Problem - Exactly transcribe the span of lines from the one containing "What data populates" through the final line of the entries, inclusive, and nothing outside it. Exclude the pictures.

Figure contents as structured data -
•••
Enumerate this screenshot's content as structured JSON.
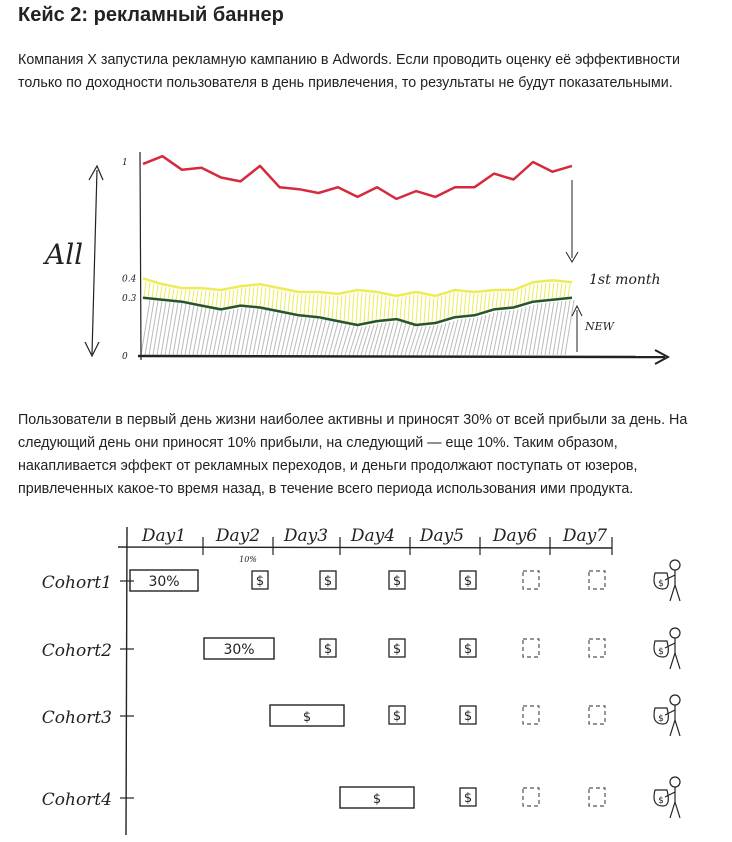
{
  "article": {
    "title": "Кейс 2: рекламный баннер",
    "paragraph1": "Компания X запустила рекламную кампанию в Adwords. Если проводить оценку её эффективности только по доходности пользователя в день привлечения, то результаты не будут показательными.",
    "paragraph2": "Пользователи в первый день жизни наиболее активны и приносят 30% от всей прибыли за день. На следующий день они приносят 10% прибыли, на следующий — еще 10%. Таким образом, накапливается эффект от рекламных переходов, и деньги продолжают поступать от юзеров, привлеченных какое-то время назад, в течение всего периода использования ими продукта."
  },
  "revenue_chart": {
    "label_all": "All",
    "label_1st_month": "1st month",
    "label_new": "NEW",
    "ticks": [
      "1",
      "0.4",
      "0.3",
      "0"
    ],
    "colors": {
      "all": "#d42b3c",
      "month": "#ecec5a",
      "new": "#27552b",
      "ink": "#222222"
    }
  },
  "chart_data": {
    "type": "area",
    "ylim": [
      0,
      1
    ],
    "series": [
      {
        "values": [
          0.99,
          1.03,
          0.96,
          0.97,
          0.92,
          0.9,
          0.98,
          0.87,
          0.86,
          0.84,
          0.87,
          0.82,
          0.87,
          0.81,
          0.85,
          0.82,
          0.87,
          0.87,
          0.94,
          0.91,
          1.0,
          0.95,
          0.98
        ]
      },
      {
        "values": [
          0.4,
          0.37,
          0.35,
          0.35,
          0.34,
          0.36,
          0.37,
          0.35,
          0.33,
          0.33,
          0.32,
          0.34,
          0.33,
          0.31,
          0.33,
          0.31,
          0.34,
          0.33,
          0.34,
          0.34,
          0.38,
          0.39,
          0.38
        ]
      },
      {
        "values": [
          0.3,
          0.29,
          0.28,
          0.26,
          0.24,
          0.26,
          0.25,
          0.23,
          0.21,
          0.2,
          0.18,
          0.16,
          0.18,
          0.19,
          0.16,
          0.17,
          0.2,
          0.21,
          0.24,
          0.25,
          0.28,
          0.29,
          0.3
        ]
      }
    ]
  },
  "cohort_chart": {
    "days": [
      "Day 1",
      "Day 2",
      "Day 3",
      "Day 4",
      "Day 5",
      "Day 6",
      "Day 7"
    ],
    "cohorts": [
      "Cohort 1",
      "Cohort 2",
      "Cohort 3",
      "Cohort 4"
    ],
    "first_day_label": "30%",
    "second_day_note": "10%",
    "dollar": "$",
    "colors": {
      "ink": "#222222",
      "dashed": "#555555"
    }
  }
}
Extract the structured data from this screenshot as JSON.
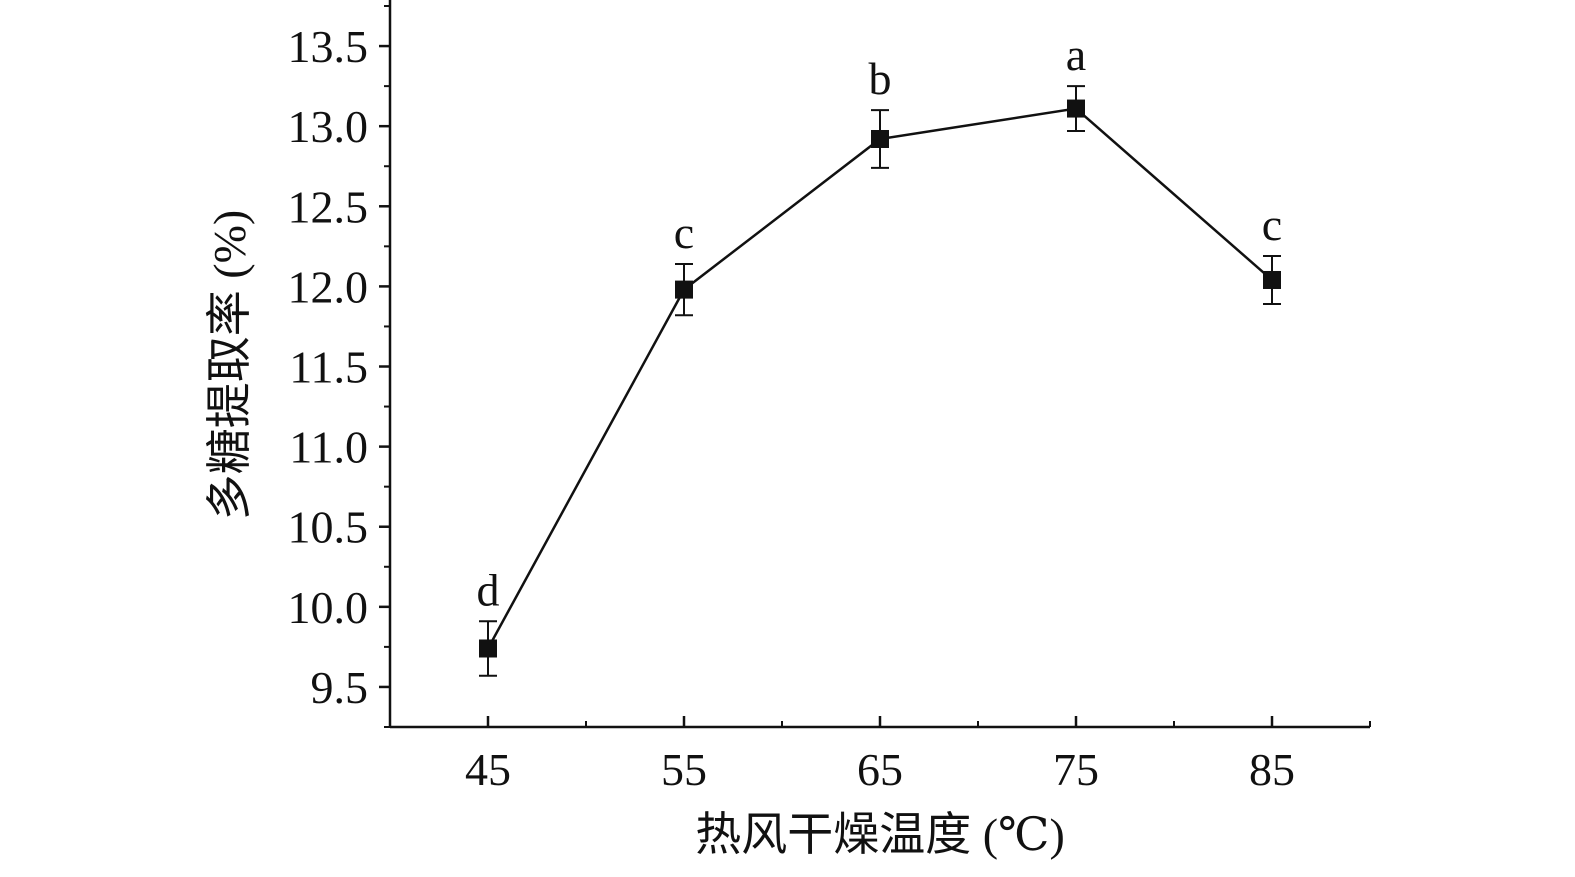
{
  "chart_data": {
    "type": "line",
    "x": [
      45,
      55,
      65,
      75,
      85
    ],
    "series": [
      {
        "values": [
          9.74,
          11.98,
          12.92,
          13.11,
          12.04
        ],
        "errors": [
          0.17,
          0.16,
          0.18,
          0.14,
          0.15
        ],
        "labels": [
          "d",
          "c",
          "b",
          "a",
          "c"
        ],
        "marker": "square",
        "color": "#111111"
      }
    ],
    "xlabel": "热风干燥温度 (℃)",
    "ylabel": "多糖提取率 (%)",
    "xlim": [
      40,
      90
    ],
    "ylim": [
      9.25,
      13.8
    ],
    "xticks": [
      45,
      55,
      65,
      75,
      85
    ],
    "xtick_labels": [
      "45",
      "55",
      "65",
      "75",
      "85"
    ],
    "yticks": [
      9.5,
      10.0,
      10.5,
      11.0,
      11.5,
      12.0,
      12.5,
      13.0,
      13.5
    ],
    "ytick_labels": [
      "9.5",
      "10.0",
      "10.5",
      "11.0",
      "11.5",
      "12.0",
      "12.5",
      "13.0",
      "13.5"
    ],
    "grid": false,
    "legend": "none"
  }
}
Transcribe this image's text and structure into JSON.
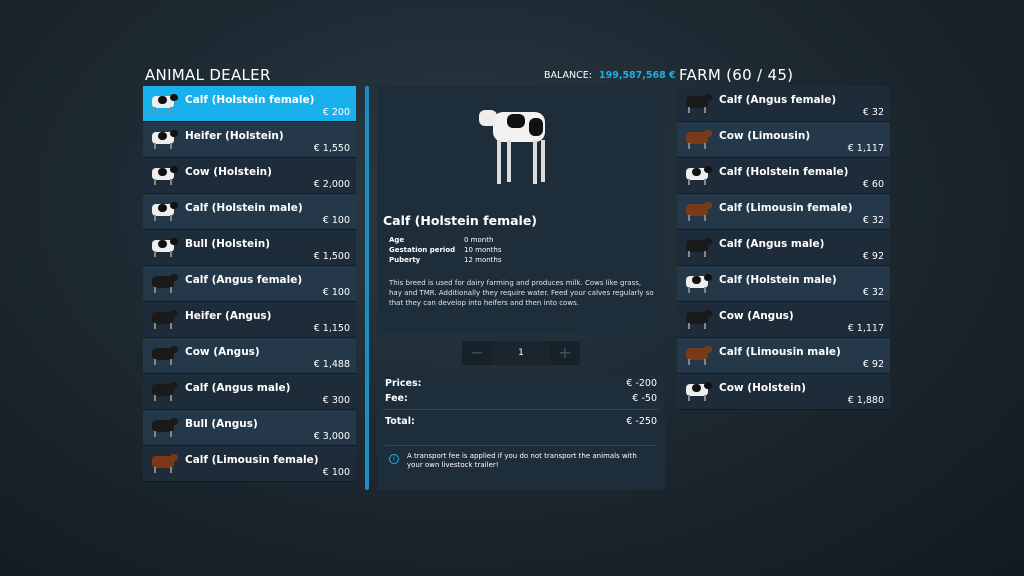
{
  "header": {
    "title": "ANIMAL DEALER",
    "balance_label": "BALANCE:",
    "balance_value": "199,587,568 €",
    "farm_title": "FARM (60 / 45)"
  },
  "colors": {
    "accent": "#19b1ec",
    "holstein": "#111111",
    "angus": "#1a1a1a",
    "limousin": "#7a3a1a"
  },
  "dealer": [
    {
      "name": "Calf (Holstein female)",
      "price": "€ 200",
      "breed": "holstein",
      "selected": true
    },
    {
      "name": "Heifer (Holstein)",
      "price": "€ 1,550",
      "breed": "holstein"
    },
    {
      "name": "Cow (Holstein)",
      "price": "€ 2,000",
      "breed": "holstein"
    },
    {
      "name": "Calf (Holstein male)",
      "price": "€ 100",
      "breed": "holstein"
    },
    {
      "name": "Bull (Holstein)",
      "price": "€ 1,500",
      "breed": "holstein"
    },
    {
      "name": "Calf (Angus female)",
      "price": "€ 100",
      "breed": "angus"
    },
    {
      "name": "Heifer (Angus)",
      "price": "€ 1,150",
      "breed": "angus"
    },
    {
      "name": "Cow (Angus)",
      "price": "€ 1,488",
      "breed": "angus"
    },
    {
      "name": "Calf (Angus male)",
      "price": "€ 300",
      "breed": "angus"
    },
    {
      "name": "Bull (Angus)",
      "price": "€ 3,000",
      "breed": "angus"
    },
    {
      "name": "Calf (Limousin female)",
      "price": "€ 100",
      "breed": "limousin"
    }
  ],
  "farm": [
    {
      "name": "Calf (Angus female)",
      "price": "€ 32",
      "breed": "angus"
    },
    {
      "name": "Cow (Limousin)",
      "price": "€ 1,117",
      "breed": "limousin"
    },
    {
      "name": "Calf (Holstein female)",
      "price": "€ 60",
      "breed": "holstein"
    },
    {
      "name": "Calf (Limousin female)",
      "price": "€ 32",
      "breed": "limousin"
    },
    {
      "name": "Calf (Angus male)",
      "price": "€ 92",
      "breed": "angus"
    },
    {
      "name": "Calf (Holstein male)",
      "price": "€ 32",
      "breed": "holstein"
    },
    {
      "name": "Cow (Angus)",
      "price": "€ 1,117",
      "breed": "angus"
    },
    {
      "name": "Calf (Limousin male)",
      "price": "€ 92",
      "breed": "limousin"
    },
    {
      "name": "Cow (Holstein)",
      "price": "€ 1,880",
      "breed": "holstein"
    }
  ],
  "detail": {
    "title": "Calf (Holstein female)",
    "attrs": [
      {
        "k": "Age",
        "v": "0 month"
      },
      {
        "k": "Gestation period",
        "v": "10 months"
      },
      {
        "k": "Puberty",
        "v": "12 months"
      }
    ],
    "description": "This breed is used for dairy farming and produces milk. Cows like grass, hay and TMR. Additionally they require water. Feed your calves regularly so that they can develop into heifers and then into cows."
  },
  "stepper": {
    "minus": "−",
    "value": "1",
    "plus": "+"
  },
  "summary": {
    "prices_label": "Prices:",
    "prices_value": "€ -200",
    "fee_label": "Fee:",
    "fee_value": "€ -50",
    "total_label": "Total:",
    "total_value": "€ -250",
    "info": "A transport fee is applied if you do not transport the animals with your own livestock trailer!"
  }
}
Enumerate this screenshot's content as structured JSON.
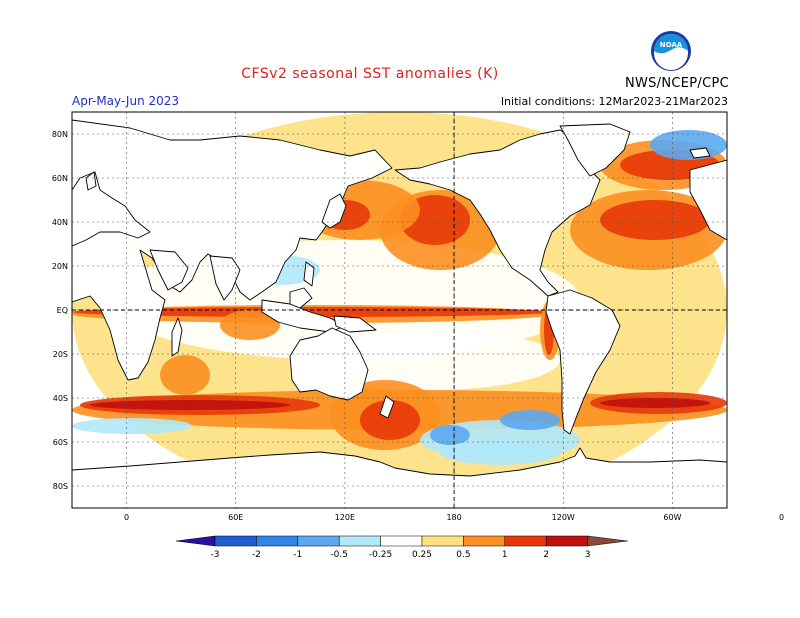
{
  "header": {
    "title": "CFSv2 seasonal SST anomalies (K)",
    "period": "Apr-May-Jun 2023",
    "initial_conditions": "Initial conditions: 12Mar2023-21Mar2023",
    "agency": "NWS/NCEP/CPC",
    "logo_text": "NOAA",
    "logo_icon": "noaa-logo-icon"
  },
  "map": {
    "lat_labels": [
      "80N",
      "60N",
      "40N",
      "20N",
      "EQ",
      "20S",
      "40S",
      "60S",
      "80S"
    ],
    "lon_labels": [
      "0",
      "60E",
      "120E",
      "180",
      "120W",
      "60W",
      "0"
    ]
  },
  "colorbar": {
    "levels": [
      "-3",
      "-2",
      "-1",
      "-0.5",
      "-0.25",
      "0.25",
      "0.5",
      "1",
      "2",
      "3"
    ],
    "colors": {
      "lt_m3": "#2a10a0",
      "m3_m2": "#1c5fd0",
      "m2_m1": "#2f86e8",
      "m1_m05": "#5ca8f0",
      "m05_m025": "#b0e8fa",
      "neutral": "#ffffff",
      "p025_p05": "#fde080",
      "p05_p1": "#fc8f20",
      "p1_p2": "#e83808",
      "p2_p3": "#c01010",
      "gt_p3": "#8a4a3a"
    }
  }
}
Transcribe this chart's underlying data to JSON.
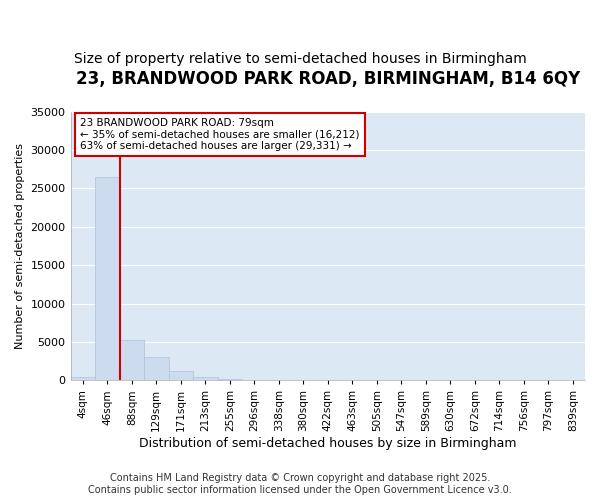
{
  "title1": "23, BRANDWOOD PARK ROAD, BIRMINGHAM, B14 6QY",
  "title2": "Size of property relative to semi-detached houses in Birmingham",
  "xlabel": "Distribution of semi-detached houses by size in Birmingham",
  "ylabel": "Number of semi-detached properties",
  "categories": [
    "4sqm",
    "46sqm",
    "88sqm",
    "129sqm",
    "171sqm",
    "213sqm",
    "255sqm",
    "296sqm",
    "338sqm",
    "380sqm",
    "422sqm",
    "463sqm",
    "505sqm",
    "547sqm",
    "589sqm",
    "630sqm",
    "672sqm",
    "714sqm",
    "756sqm",
    "797sqm",
    "839sqm"
  ],
  "values": [
    400,
    26500,
    5200,
    3100,
    1200,
    400,
    200,
    30,
    0,
    0,
    0,
    0,
    0,
    0,
    0,
    0,
    0,
    0,
    0,
    0,
    0
  ],
  "bar_color": "#ccdcee",
  "bar_edge_color": "#a8c4dc",
  "vline_x": 2.0,
  "vline_color": "#cc0000",
  "annotation_text": "23 BRANDWOOD PARK ROAD: 79sqm\n← 35% of semi-detached houses are smaller (16,212)\n63% of semi-detached houses are larger (29,331) →",
  "annotation_box_color": "#ffffff",
  "annotation_box_edge": "#cc0000",
  "ylim": [
    0,
    35000
  ],
  "yticks": [
    0,
    5000,
    10000,
    15000,
    20000,
    25000,
    30000,
    35000
  ],
  "fig_background_color": "#ffffff",
  "plot_background": "#dce8f4",
  "grid_color": "#ffffff",
  "title1_fontsize": 12,
  "title2_fontsize": 10,
  "footer_text": "Contains HM Land Registry data © Crown copyright and database right 2025.\nContains public sector information licensed under the Open Government Licence v3.0.",
  "footer_fontsize": 7
}
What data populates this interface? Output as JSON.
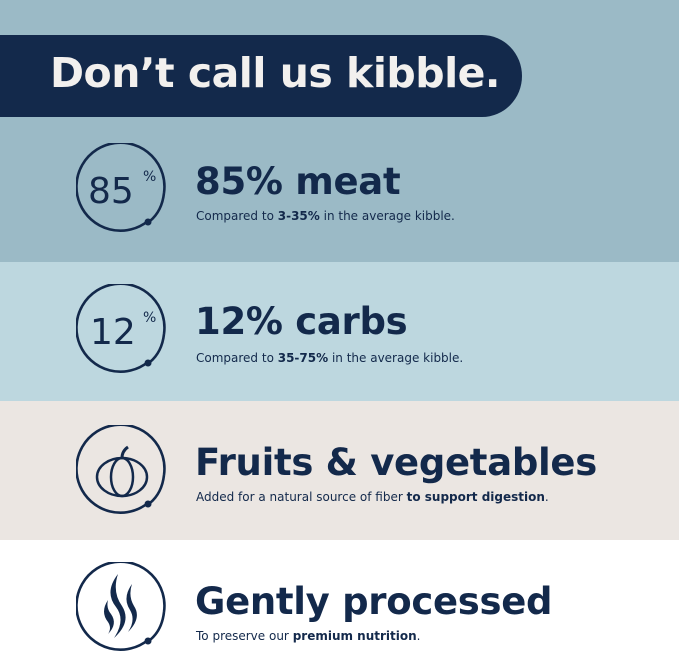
{
  "banner": {
    "headline": "Don’t call us kibble."
  },
  "colors": {
    "navy": "#13294b",
    "section1": "#9bbac6",
    "section2": "#bdd7df",
    "section3": "#ebe6e2",
    "section4": "#ffffff"
  },
  "features": [
    {
      "icon": "85-percent-icon",
      "icon_number": "85",
      "icon_percent": "%",
      "title": "85% meat",
      "sub_pre": "Compared to ",
      "sub_bold": "3-35%",
      "sub_post": " in the average kibble."
    },
    {
      "icon": "12-percent-icon",
      "icon_number": "12",
      "icon_percent": "%",
      "title": "12% carbs",
      "sub_pre": "Compared to ",
      "sub_bold": "35-75%",
      "sub_post": " in the average kibble."
    },
    {
      "icon": "pumpkin-icon",
      "title": "Fruits & vegetables",
      "sub_pre": "Added for a natural source of fiber ",
      "sub_bold": "to support digestion",
      "sub_post": "."
    },
    {
      "icon": "steam-icon",
      "title": "Gently processed",
      "sub_pre": "To preserve our ",
      "sub_bold": "premium nutrition",
      "sub_post": "."
    }
  ]
}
•••
Worked answer -
What data populates this interface? Output as JSON.
{
  "banner": {
    "headline": "Don’t call us kibble."
  },
  "colors": {
    "navy": "#13294b",
    "section1": "#9bbac6",
    "section2": "#bdd7df",
    "section3": "#ebe6e2",
    "section4": "#ffffff"
  },
  "features": [
    {
      "icon": "85-percent-icon",
      "icon_number": "85",
      "icon_percent": "%",
      "title": "85% meat",
      "sub_pre": "Compared to ",
      "sub_bold": "3-35%",
      "sub_post": " in the average kibble."
    },
    {
      "icon": "12-percent-icon",
      "icon_number": "12",
      "icon_percent": "%",
      "title": "12% carbs",
      "sub_pre": "Compared to ",
      "sub_bold": "35-75%",
      "sub_post": " in the average kibble."
    },
    {
      "icon": "pumpkin-icon",
      "title": "Fruits & vegetables",
      "sub_pre": "Added for a natural source of fiber ",
      "sub_bold": "to support digestion",
      "sub_post": "."
    },
    {
      "icon": "steam-icon",
      "title": "Gently processed",
      "sub_pre": "To preserve our ",
      "sub_bold": "premium nutrition",
      "sub_post": "."
    }
  ]
}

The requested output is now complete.